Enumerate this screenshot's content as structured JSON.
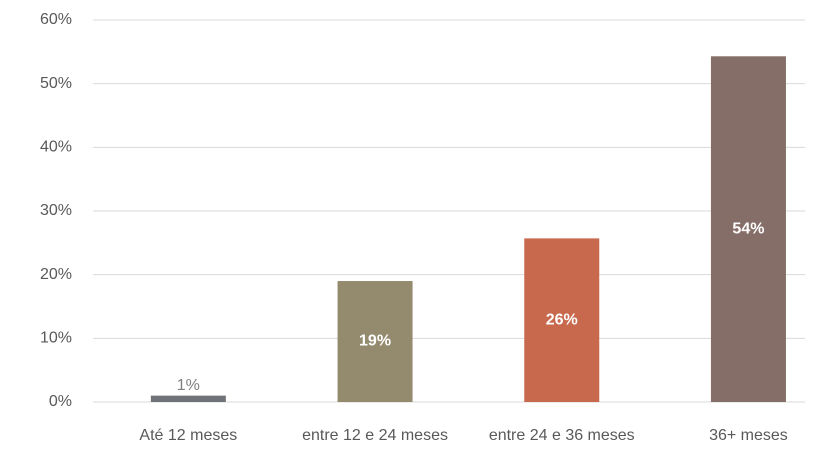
{
  "chart_data": {
    "type": "bar",
    "categories": [
      "Até 12 meses",
      "entre 12 e 24 meses",
      "entre 24 e 36 meses",
      "36+ meses"
    ],
    "values": [
      1,
      19,
      25.7,
      54.3
    ],
    "value_labels": [
      "1%",
      "19%",
      "26%",
      "54%"
    ],
    "colors": [
      "#6f7378",
      "#948a6e",
      "#c8694e",
      "#866e68"
    ],
    "ylim": [
      0,
      60
    ],
    "yticks": [
      {
        "value": 0,
        "label": "0%"
      },
      {
        "value": 10,
        "label": "10%"
      },
      {
        "value": 20,
        "label": "20%"
      },
      {
        "value": 30,
        "label": "30%"
      },
      {
        "value": 40,
        "label": "40%"
      },
      {
        "value": 50,
        "label": "50%"
      },
      {
        "value": 60,
        "label": "60%"
      }
    ],
    "grid": true
  }
}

++++++++

Exercise prompt:
Copy, from the material, each line that holds the string "entre".

In response:
      "entre 12 e 24 meses",
      "entre 24 e 36 meses",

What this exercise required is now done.